**Objective:** Reproduce every entry exactly and leave its pictures out.

═══

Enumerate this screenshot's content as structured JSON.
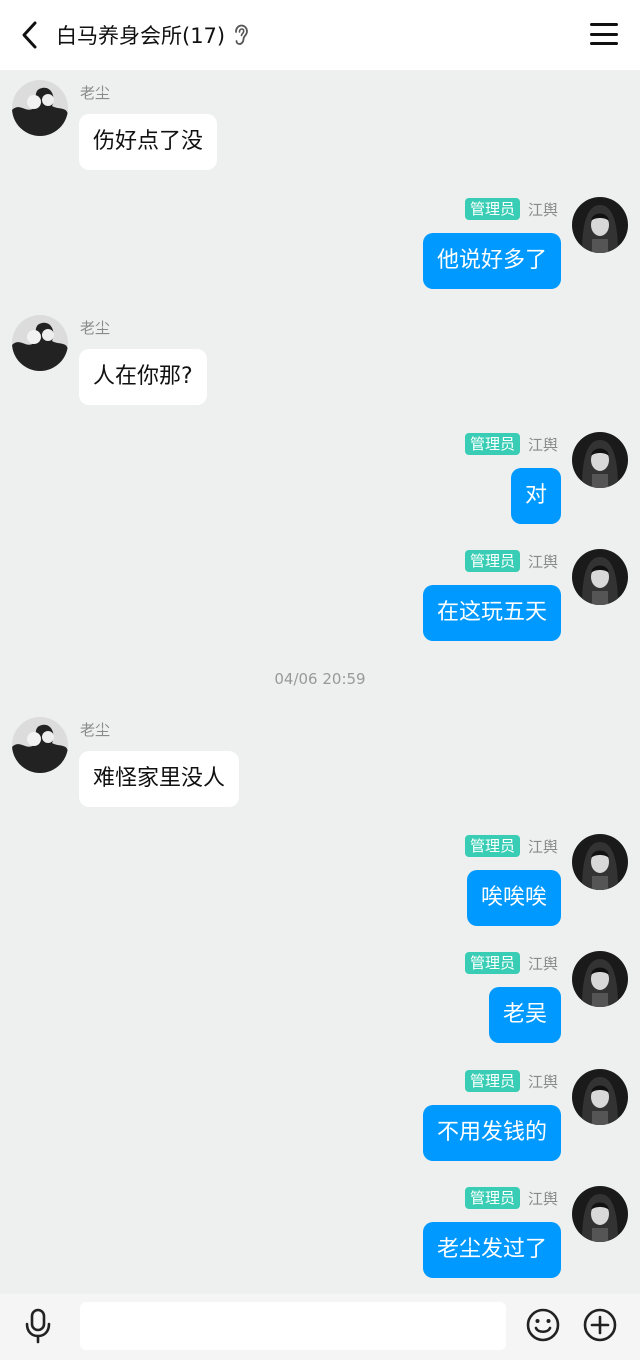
{
  "header": {
    "title": "白马养身会所(17)",
    "back_icon": "chevron-left-icon",
    "ear_icon": "ear-icon",
    "menu_icon": "hamburger-menu-icon"
  },
  "messages": [
    {
      "side": "left",
      "sender": "老尘",
      "text": "伤好点了没"
    },
    {
      "side": "right",
      "badge": "管理员",
      "sender": "江舆",
      "text": "他说好多了"
    },
    {
      "side": "left",
      "sender": "老尘",
      "text": "人在你那?"
    },
    {
      "side": "right",
      "badge": "管理员",
      "sender": "江舆",
      "text": "对"
    },
    {
      "side": "right",
      "badge": "管理员",
      "sender": "江舆",
      "text": "在这玩五天"
    },
    {
      "type": "time",
      "text": "04/06 20:59"
    },
    {
      "side": "left",
      "sender": "老尘",
      "text": "难怪家里没人"
    },
    {
      "side": "right",
      "badge": "管理员",
      "sender": "江舆",
      "text": "唉唉唉"
    },
    {
      "side": "right",
      "badge": "管理员",
      "sender": "江舆",
      "text": "老吴"
    },
    {
      "side": "right",
      "badge": "管理员",
      "sender": "江舆",
      "text": "不用发钱的"
    },
    {
      "side": "right",
      "badge": "管理员",
      "sender": "江舆",
      "text": "老尘发过了"
    }
  ],
  "input_bar": {
    "mic_icon": "microphone-icon",
    "input_value": "",
    "input_placeholder": "",
    "emoji_icon": "emoji-icon",
    "plus_icon": "plus-circle-icon"
  },
  "colors": {
    "background": "#edf0ee",
    "bubble_self": "#0099ff",
    "bubble_other": "#ffffff",
    "admin_badge": "#38cdb4"
  }
}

═══

**Task response:**
Enumerate this screenshot's content as structured JSON.
{
  "header": {
    "title": "白马养身会所(17)",
    "back_icon": "chevron-left-icon",
    "ear_icon": "ear-icon",
    "menu_icon": "hamburger-menu-icon"
  },
  "messages": [
    {
      "side": "left",
      "sender": "老尘",
      "text": "伤好点了没"
    },
    {
      "side": "right",
      "badge": "管理员",
      "sender": "江舆",
      "text": "他说好多了"
    },
    {
      "side": "left",
      "sender": "老尘",
      "text": "人在你那?"
    },
    {
      "side": "right",
      "badge": "管理员",
      "sender": "江舆",
      "text": "对"
    },
    {
      "side": "right",
      "badge": "管理员",
      "sender": "江舆",
      "text": "在这玩五天"
    },
    {
      "type": "time",
      "text": "04/06 20:59"
    },
    {
      "side": "left",
      "sender": "老尘",
      "text": "难怪家里没人"
    },
    {
      "side": "right",
      "badge": "管理员",
      "sender": "江舆",
      "text": "唉唉唉"
    },
    {
      "side": "right",
      "badge": "管理员",
      "sender": "江舆",
      "text": "老吴"
    },
    {
      "side": "right",
      "badge": "管理员",
      "sender": "江舆",
      "text": "不用发钱的"
    },
    {
      "side": "right",
      "badge": "管理员",
      "sender": "江舆",
      "text": "老尘发过了"
    }
  ],
  "input_bar": {
    "mic_icon": "microphone-icon",
    "input_value": "",
    "input_placeholder": "",
    "emoji_icon": "emoji-icon",
    "plus_icon": "plus-circle-icon"
  },
  "colors": {
    "background": "#edf0ee",
    "bubble_self": "#0099ff",
    "bubble_other": "#ffffff",
    "admin_badge": "#38cdb4"
  }
}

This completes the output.